### EXERCISE DESCRIPTION
Take each line that has the word "content" and return it.

### DATASET RECORDS
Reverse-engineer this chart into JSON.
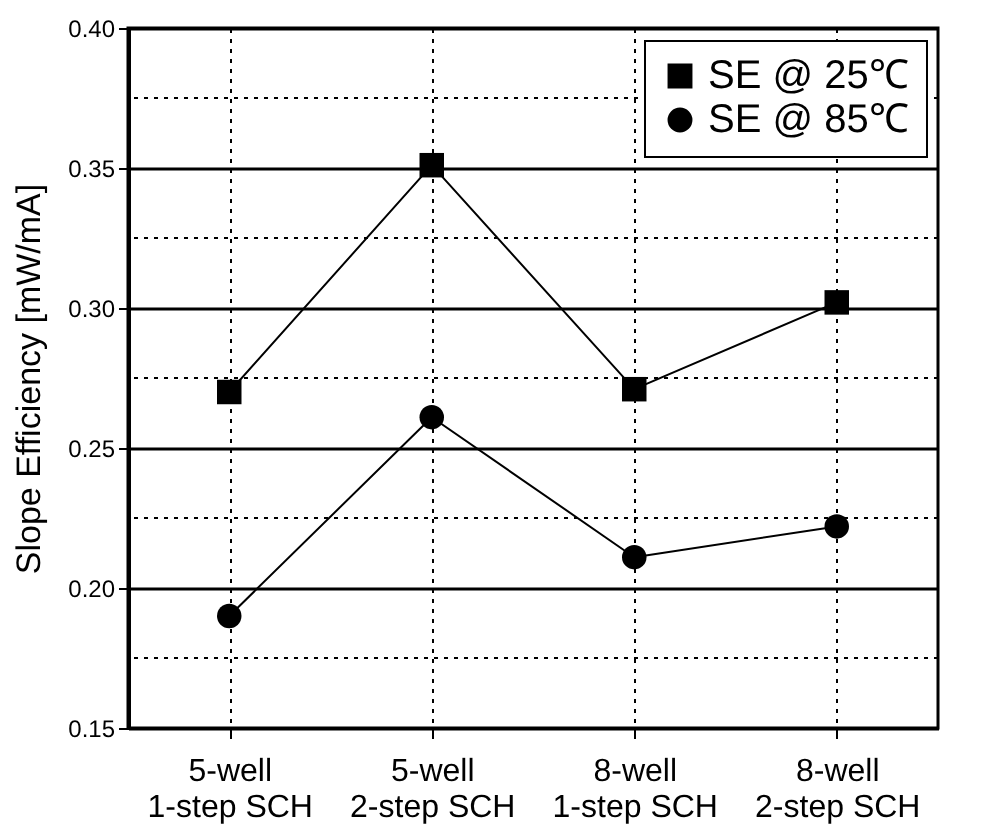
{
  "chart_data": {
    "type": "line",
    "ylabel": "Slope Efficiency [mW/mA]",
    "categories": [
      "5-well\n1-step SCH",
      "5-well\n2-step SCH",
      "8-well\n1-step SCH",
      "8-well\n2-step SCH"
    ],
    "series": [
      {
        "name": "SE @ 25℃",
        "color": "#000000",
        "marker": "square",
        "values": [
          0.27,
          0.351,
          0.271,
          0.302
        ]
      },
      {
        "name": "SE @ 85℃",
        "color": "#000000",
        "marker": "circle",
        "values": [
          0.19,
          0.261,
          0.211,
          0.222
        ]
      }
    ],
    "ylim": [
      0.15,
      0.4
    ],
    "yticks": [
      0.15,
      {
        "value": 0.175,
        "label": null
      },
      {
        "value": 0.2,
        "label": "0.20"
      },
      {
        "value": 0.225,
        "label": null
      },
      0.25,
      {
        "value": 0.275,
        "label": null
      },
      {
        "value": 0.3,
        "label": "0.30"
      },
      {
        "value": 0.325,
        "label": null
      },
      0.35,
      {
        "value": 0.375,
        "label": null
      },
      {
        "value": 0.4,
        "label": "0.40"
      }
    ],
    "grid": true,
    "legend": "top right",
    "line_style": "solid"
  }
}
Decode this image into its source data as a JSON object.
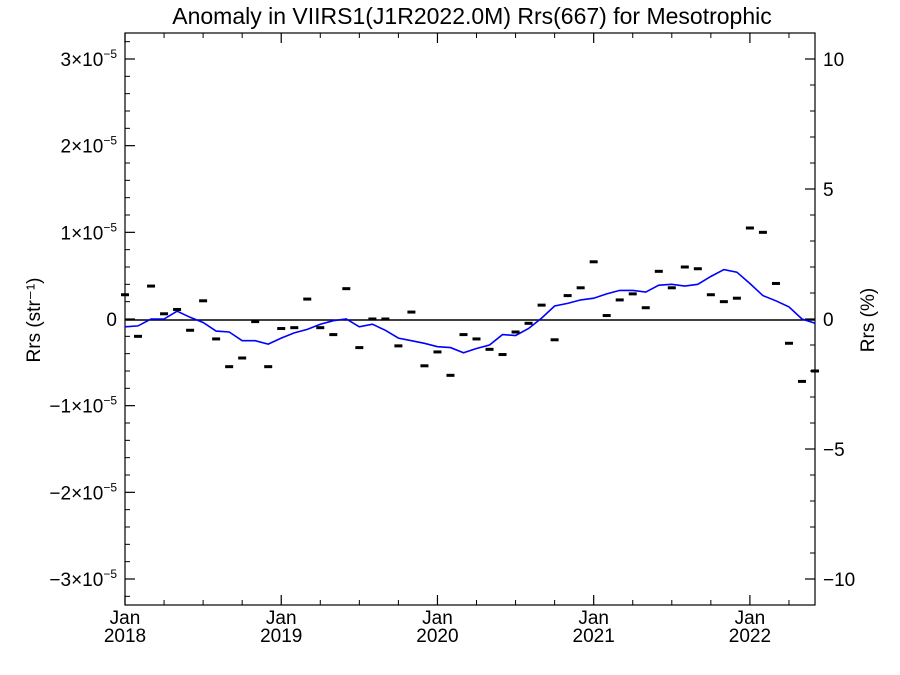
{
  "chart_data": {
    "type": "scatter",
    "title": "Anomaly in VIIRS1(J1R2022.0M) Rrs(667) for Mesotrophic",
    "ylabel_left": "Rrs (str⁻¹)",
    "ylabel_right": "Rrs (%)",
    "x_range": [
      "2018-01",
      "2022-06"
    ],
    "x_ticks": [
      {
        "month": "Jan",
        "year": "2018"
      },
      {
        "month": "Jan",
        "year": "2019"
      },
      {
        "month": "Jan",
        "year": "2020"
      },
      {
        "month": "Jan",
        "year": "2021"
      },
      {
        "month": "Jan",
        "year": "2022"
      }
    ],
    "ylim_left": [
      -3.3e-05,
      3.3e-05
    ],
    "ylim_right": [
      -11,
      11
    ],
    "y_ticks_left": [
      {
        "value": 3e-05,
        "mantissa": "3",
        "sup": "−5"
      },
      {
        "value": 2e-05,
        "mantissa": "2",
        "sup": "−5"
      },
      {
        "value": 1e-05,
        "mantissa": "1",
        "sup": "−5"
      },
      {
        "value": 0,
        "mantissa": "0",
        "sup": ""
      },
      {
        "value": -1e-05,
        "mantissa": "−1",
        "sup": "−5"
      },
      {
        "value": -2e-05,
        "mantissa": "−2",
        "sup": "−5"
      },
      {
        "value": -3e-05,
        "mantissa": "−3",
        "sup": "−5"
      }
    ],
    "y_ticks_right": [
      "10",
      "5",
      "0",
      "−5",
      "−10"
    ],
    "times_sign": "×10",
    "grid": false,
    "zero_line": true,
    "colors": {
      "points": "#000000",
      "line": "#0000ff",
      "axes": "#000000"
    },
    "series": [
      {
        "kind": "points",
        "x": [
          "2018-01",
          "2018-02",
          "2018-03",
          "2018-04",
          "2018-05",
          "2018-06",
          "2018-07",
          "2018-08",
          "2018-09",
          "2018-10",
          "2018-11",
          "2018-12",
          "2019-01",
          "2019-02",
          "2019-03",
          "2019-04",
          "2019-05",
          "2019-06",
          "2019-07",
          "2019-08",
          "2019-09",
          "2019-10",
          "2019-11",
          "2019-12",
          "2020-01",
          "2020-02",
          "2020-03",
          "2020-04",
          "2020-05",
          "2020-06",
          "2020-07",
          "2020-08",
          "2020-09",
          "2020-10",
          "2020-11",
          "2020-12",
          "2021-01",
          "2021-02",
          "2021-03",
          "2021-04",
          "2021-05",
          "2021-06",
          "2021-07",
          "2021-08",
          "2021-09",
          "2021-10",
          "2021-11",
          "2021-12",
          "2022-01",
          "2022-02",
          "2022-03",
          "2022-04",
          "2022-05",
          "2022-06"
        ],
        "y": [
          2.8e-06,
          -2e-06,
          3.8e-06,
          6e-07,
          1.1e-06,
          -1.3e-06,
          2.1e-06,
          -2.3e-06,
          -5.5e-06,
          -4.5e-06,
          -3e-07,
          -5.5e-06,
          -1.1e-06,
          -1e-06,
          2.3e-06,
          -1e-06,
          -1.8e-06,
          3.5e-06,
          -3.3e-06,
          0.0,
          0.0,
          -3.1e-06,
          8e-07,
          -5.4e-06,
          -3.8e-06,
          -6.5e-06,
          -1.8e-06,
          -2.3e-06,
          -3.5e-06,
          -4.1e-06,
          -1.5e-06,
          -5e-07,
          1.6e-06,
          -2.4e-06,
          2.7e-06,
          3.6e-06,
          6.6e-06,
          4e-07,
          2.2e-06,
          2.9e-06,
          1.3e-06,
          5.5e-06,
          3.6e-06,
          6e-06,
          5.8e-06,
          2.8e-06,
          2e-06,
          2.4e-06,
          1.05e-05,
          1e-05,
          4.1e-06,
          -2.8e-06,
          -7.2e-06,
          -6e-06
        ]
      },
      {
        "kind": "line",
        "x": [
          "2018-01",
          "2018-02",
          "2018-03",
          "2018-04",
          "2018-05",
          "2018-06",
          "2018-07",
          "2018-08",
          "2018-09",
          "2018-10",
          "2018-11",
          "2018-12",
          "2019-01",
          "2019-02",
          "2019-03",
          "2019-04",
          "2019-05",
          "2019-06",
          "2019-07",
          "2019-08",
          "2019-09",
          "2019-10",
          "2019-11",
          "2019-12",
          "2020-01",
          "2020-02",
          "2020-03",
          "2020-04",
          "2020-05",
          "2020-06",
          "2020-07",
          "2020-08",
          "2020-09",
          "2020-10",
          "2020-11",
          "2020-12",
          "2021-01",
          "2021-02",
          "2021-03",
          "2021-04",
          "2021-05",
          "2021-06",
          "2021-07",
          "2021-08",
          "2021-09",
          "2021-10",
          "2021-11",
          "2021-12",
          "2022-01",
          "2022-02",
          "2022-03",
          "2022-04",
          "2022-05",
          "2022-06"
        ],
        "y": [
          -9e-07,
          -8e-07,
          0.0,
          0.0,
          9e-07,
          2e-07,
          -4e-07,
          -1.4e-06,
          -1.5e-06,
          -2.5e-06,
          -2.5e-06,
          -2.9e-06,
          -2.2e-06,
          -1.6e-06,
          -1.2e-06,
          -6e-07,
          -2e-07,
          0.0,
          -9e-07,
          -6e-07,
          -1.3e-06,
          -2.2e-06,
          -2.5e-06,
          -2.8e-06,
          -3.2e-06,
          -3.3e-06,
          -3.9e-06,
          -3.4e-06,
          -3e-06,
          -1.8e-06,
          -1.9e-06,
          -1.1e-06,
          1e-07,
          1.5e-06,
          1.8e-06,
          2.2e-06,
          2.4e-06,
          2.9e-06,
          3.3e-06,
          3.3e-06,
          3.1e-06,
          3.9e-06,
          4e-06,
          3.8e-06,
          4e-06,
          4.9e-06,
          5.7e-06,
          5.4e-06,
          4.1e-06,
          2.7e-06,
          2.1e-06,
          1.4e-06,
          0.0,
          -5e-07
        ]
      }
    ]
  }
}
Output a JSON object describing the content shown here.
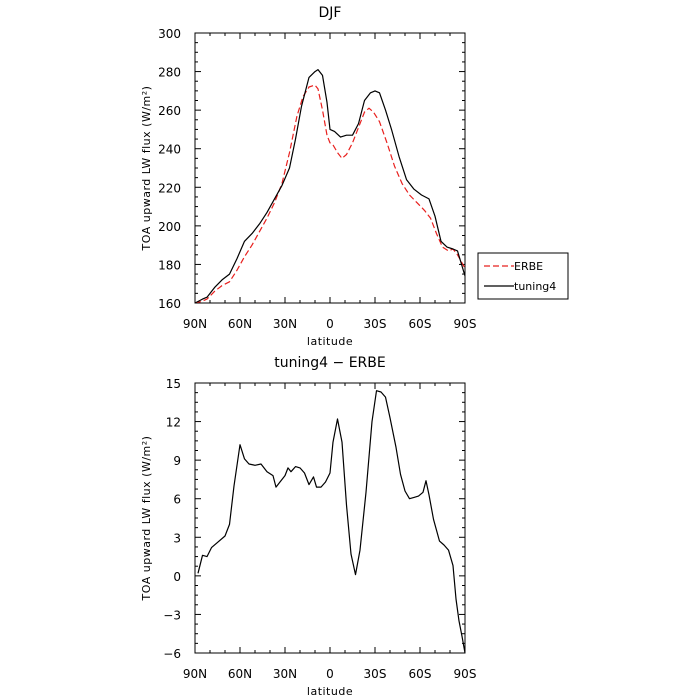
{
  "chart_data": [
    {
      "type": "line",
      "title": "DJF",
      "xlabel": "latitude",
      "ylabel": "TOA upward LW flux (W/m²)",
      "xlim": [
        -90,
        90
      ],
      "ylim": [
        160,
        300
      ],
      "x_ticks": [
        -90,
        -60,
        -30,
        0,
        30,
        60,
        90
      ],
      "x_tick_labels": [
        "90N",
        "60N",
        "30N",
        "0",
        "30S",
        "60S",
        "90S"
      ],
      "y_ticks": [
        160,
        180,
        200,
        220,
        240,
        260,
        280,
        300
      ],
      "y_tick_labels": [
        "160",
        "180",
        "200",
        "220",
        "240",
        "260",
        "280",
        "300"
      ],
      "legend": {
        "placement": "right-outside",
        "entries": [
          "ERBE",
          "tuning4"
        ]
      },
      "series": [
        {
          "name": "ERBE",
          "color": "#e8201e",
          "style": "dashed",
          "points": [
            [
              -90,
              160
            ],
            [
              -85,
              161
            ],
            [
              -82,
              162
            ],
            [
              -77,
              166
            ],
            [
              -72,
              169
            ],
            [
              -67,
              171
            ],
            [
              -62,
              177
            ],
            [
              -57,
              184
            ],
            [
              -52,
              190
            ],
            [
              -47,
              197
            ],
            [
              -42,
              204
            ],
            [
              -37,
              212
            ],
            [
              -32,
              222
            ],
            [
              -27,
              238
            ],
            [
              -22,
              257
            ],
            [
              -18,
              267
            ],
            [
              -14,
              272
            ],
            [
              -10,
              273
            ],
            [
              -8,
              271
            ],
            [
              -5,
              260
            ],
            [
              -2,
              247
            ],
            [
              0,
              243
            ],
            [
              2,
              242
            ],
            [
              5,
              238
            ],
            [
              8,
              235
            ],
            [
              11,
              237
            ],
            [
              15,
              243
            ],
            [
              19,
              251
            ],
            [
              23,
              259
            ],
            [
              26,
              261
            ],
            [
              29,
              259
            ],
            [
              33,
              254
            ],
            [
              38,
              243
            ],
            [
              43,
              231
            ],
            [
              48,
              222
            ],
            [
              53,
              216
            ],
            [
              58,
              212
            ],
            [
              63,
              208
            ],
            [
              67,
              204
            ],
            [
              71,
              196
            ],
            [
              75,
              189
            ],
            [
              79,
              187
            ],
            [
              82,
              188
            ],
            [
              85,
              185
            ],
            [
              90,
              178
            ]
          ]
        },
        {
          "name": "tuning4",
          "color": "#000000",
          "style": "solid",
          "points": [
            [
              -90,
              160
            ],
            [
              -85,
              162
            ],
            [
              -82,
              163
            ],
            [
              -77,
              168
            ],
            [
              -72,
              172
            ],
            [
              -67,
              175
            ],
            [
              -62,
              183
            ],
            [
              -57,
              192
            ],
            [
              -52,
              196
            ],
            [
              -47,
              201
            ],
            [
              -42,
              207
            ],
            [
              -37,
              214
            ],
            [
              -32,
              221
            ],
            [
              -27,
              230
            ],
            [
              -23,
              245
            ],
            [
              -19,
              262
            ],
            [
              -14,
              277
            ],
            [
              -10,
              280
            ],
            [
              -8,
              281
            ],
            [
              -5,
              278
            ],
            [
              -2,
              264
            ],
            [
              0,
              250
            ],
            [
              3,
              249
            ],
            [
              7,
              246
            ],
            [
              11,
              247
            ],
            [
              15,
              247
            ],
            [
              19,
              253
            ],
            [
              23,
              265
            ],
            [
              27,
              269
            ],
            [
              30,
              270
            ],
            [
              33,
              269
            ],
            [
              37,
              260
            ],
            [
              41,
              250
            ],
            [
              46,
              236
            ],
            [
              51,
              224
            ],
            [
              56,
              219
            ],
            [
              61,
              216
            ],
            [
              66,
              214
            ],
            [
              70,
              205
            ],
            [
              74,
              192
            ],
            [
              78,
              189
            ],
            [
              82,
              188
            ],
            [
              85,
              187
            ],
            [
              90,
              174
            ]
          ]
        }
      ]
    },
    {
      "type": "line",
      "title": "tuning4 − ERBE",
      "xlabel": "latitude",
      "ylabel": "TOA upward LW flux (W/m²)",
      "xlim": [
        -90,
        90
      ],
      "ylim": [
        -6,
        15
      ],
      "x_ticks": [
        -90,
        -60,
        -30,
        0,
        30,
        60,
        90
      ],
      "x_tick_labels": [
        "90N",
        "60N",
        "30N",
        "0",
        "30S",
        "60S",
        "90S"
      ],
      "y_ticks": [
        -6,
        -3,
        0,
        3,
        6,
        9,
        12,
        15
      ],
      "y_tick_labels": [
        "−6",
        "−3",
        "0",
        "3",
        "6",
        "9",
        "12",
        "15"
      ],
      "series": [
        {
          "color": "#000000",
          "style": "solid",
          "points": [
            [
              -88,
              0.2
            ],
            [
              -85,
              1.6
            ],
            [
              -82,
              1.5
            ],
            [
              -79,
              2.2
            ],
            [
              -75,
              2.6
            ],
            [
              -70,
              3.1
            ],
            [
              -67,
              4.0
            ],
            [
              -64,
              7.0
            ],
            [
              -62,
              8.6
            ],
            [
              -60,
              10.2
            ],
            [
              -57,
              9.1
            ],
            [
              -54,
              8.7
            ],
            [
              -50,
              8.6
            ],
            [
              -46,
              8.7
            ],
            [
              -42,
              8.1
            ],
            [
              -38,
              7.8
            ],
            [
              -36,
              6.9
            ],
            [
              -34,
              7.2
            ],
            [
              -30,
              7.8
            ],
            [
              -28,
              8.4
            ],
            [
              -26,
              8.1
            ],
            [
              -23,
              8.5
            ],
            [
              -20,
              8.4
            ],
            [
              -17,
              8.0
            ],
            [
              -14,
              7.1
            ],
            [
              -11,
              7.7
            ],
            [
              -9,
              6.9
            ],
            [
              -6,
              6.9
            ],
            [
              -3,
              7.3
            ],
            [
              0,
              8.0
            ],
            [
              2,
              10.4
            ],
            [
              5,
              12.2
            ],
            [
              8,
              10.4
            ],
            [
              11,
              5.5
            ],
            [
              14,
              1.7
            ],
            [
              17,
              0.1
            ],
            [
              20,
              2.0
            ],
            [
              24,
              6.5
            ],
            [
              28,
              12.0
            ],
            [
              31,
              14.4
            ],
            [
              34,
              14.3
            ],
            [
              37,
              13.9
            ],
            [
              40,
              12.3
            ],
            [
              44,
              10.0
            ],
            [
              47,
              7.9
            ],
            [
              50,
              6.6
            ],
            [
              53,
              6.0
            ],
            [
              56,
              6.1
            ],
            [
              59,
              6.2
            ],
            [
              62,
              6.5
            ],
            [
              64,
              7.4
            ],
            [
              66,
              6.3
            ],
            [
              69,
              4.4
            ],
            [
              73,
              2.7
            ],
            [
              76,
              2.4
            ],
            [
              79,
              2.0
            ],
            [
              82,
              0.8
            ],
            [
              84,
              -1.8
            ],
            [
              86,
              -3.5
            ],
            [
              88,
              -4.7
            ],
            [
              90,
              -6.0
            ]
          ]
        }
      ]
    }
  ]
}
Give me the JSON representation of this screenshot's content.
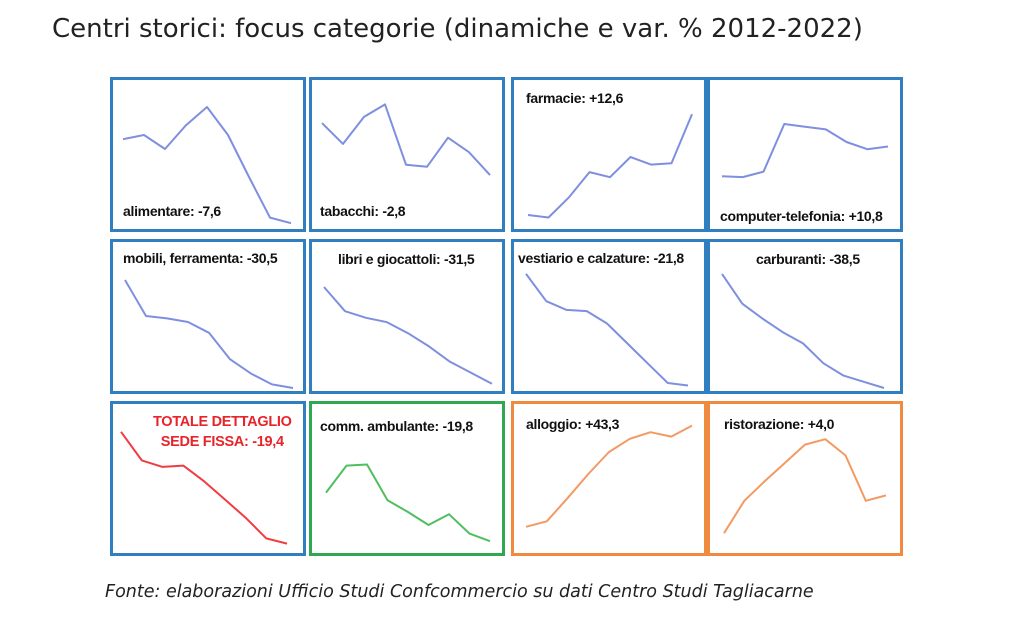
{
  "title": "Centri storici: focus categorie (dinamiche e var. % 2012-2022)",
  "source": "Fonte: elaborazioni Ufficio Studi Confcommercio su dati Centro Studi Tagliacarne",
  "chart_data": [
    {
      "type": "line",
      "title": "alimentare: -7,6",
      "border_color": "#2f7fc1",
      "line_color": "#7f8fe0",
      "values": [
        0.62,
        0.65,
        0.55,
        0.72,
        0.85,
        0.65,
        0.35,
        0.06,
        0.02
      ]
    },
    {
      "type": "line",
      "title": "tabacchi: -2,8",
      "border_color": "#2f7fc1",
      "line_color": "#7f8fe0",
      "values": [
        0.72,
        0.52,
        0.78,
        0.9,
        0.32,
        0.3,
        0.58,
        0.44,
        0.22
      ]
    },
    {
      "type": "line",
      "title": "farmacie: +12,6",
      "border_color": "#2f7fc1",
      "line_color": "#7f8fe0",
      "values": [
        0.04,
        0.02,
        0.18,
        0.38,
        0.34,
        0.5,
        0.44,
        0.45,
        0.84
      ]
    },
    {
      "type": "line",
      "title": "computer-telefonia: +10,8",
      "border_color": "#2f7fc1",
      "line_color": "#7f8fe0",
      "values": [
        0.22,
        0.21,
        0.27,
        0.8,
        0.77,
        0.74,
        0.6,
        0.52,
        0.55
      ]
    },
    {
      "type": "line",
      "title": "mobili, ferramenta: -30,5",
      "border_color": "#2f7fc1",
      "line_color": "#7f8fe0",
      "values": [
        0.9,
        0.6,
        0.58,
        0.55,
        0.46,
        0.24,
        0.12,
        0.03,
        0.0
      ]
    },
    {
      "type": "line",
      "title": "libri e giocattoli: -31,5",
      "border_color": "#2f7fc1",
      "line_color": "#7f8fe0",
      "values": [
        0.9,
        0.68,
        0.62,
        0.58,
        0.48,
        0.36,
        0.22,
        0.12,
        0.02
      ]
    },
    {
      "type": "line",
      "title": "vestiario e calzature: -21,8",
      "border_color": "#2f7fc1",
      "line_color": "#7f8fe0",
      "values": [
        0.92,
        0.7,
        0.63,
        0.62,
        0.52,
        0.36,
        0.2,
        0.04,
        0.02
      ]
    },
    {
      "type": "line",
      "title": "carburanti: -38,5",
      "border_color": "#2f7fc1",
      "line_color": "#7f8fe0",
      "values": [
        0.92,
        0.68,
        0.56,
        0.45,
        0.36,
        0.2,
        0.1,
        0.05,
        0.0
      ]
    },
    {
      "type": "line",
      "title": "TOTALE DETTAGLIO",
      "subtitle": "SEDE FISSA: -19,4",
      "border_color": "#2f7fc1",
      "line_color": "#ef3d42",
      "values": [
        0.94,
        0.72,
        0.67,
        0.68,
        0.56,
        0.42,
        0.28,
        0.12,
        0.08
      ]
    },
    {
      "type": "line",
      "title": "comm. ambulante: -19,8",
      "border_color": "#2fa84f",
      "line_color": "#4fbf5f",
      "values": [
        0.55,
        0.8,
        0.81,
        0.48,
        0.37,
        0.25,
        0.35,
        0.17,
        0.1
      ]
    },
    {
      "type": "line",
      "title": "alloggio: +43,3",
      "border_color": "#ef8a3e",
      "line_color": "#f39a63",
      "values": [
        0.12,
        0.17,
        0.38,
        0.6,
        0.8,
        0.92,
        0.98,
        0.94,
        1.04
      ]
    },
    {
      "type": "line",
      "title": "ristorazione: +4,0",
      "border_color": "#ef8a3e",
      "line_color": "#f39a63",
      "values": [
        0.1,
        0.4,
        0.58,
        0.75,
        0.92,
        0.97,
        0.82,
        0.4,
        0.45
      ]
    }
  ]
}
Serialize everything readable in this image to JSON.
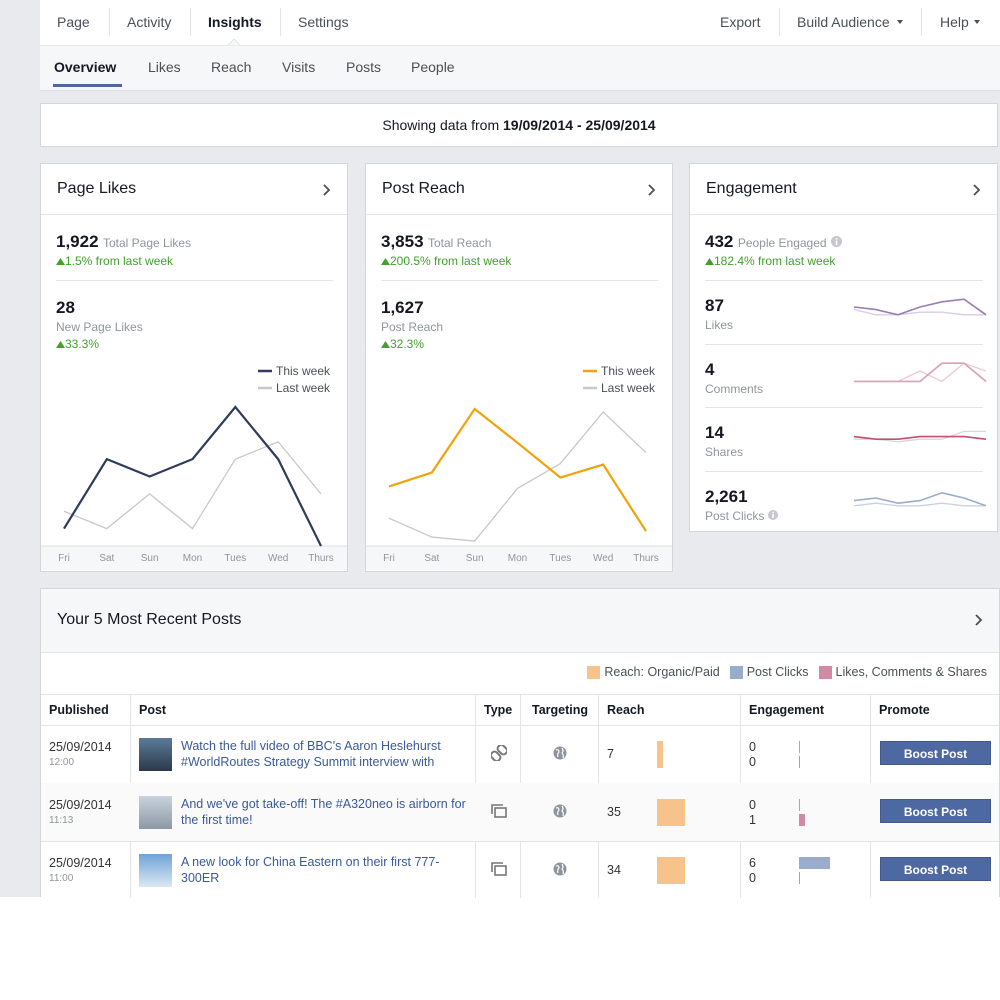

### ANSWER FOR THE TASK
Output a JSON object describing the content shown here.
Give me the JSON representation of this screenshot's content.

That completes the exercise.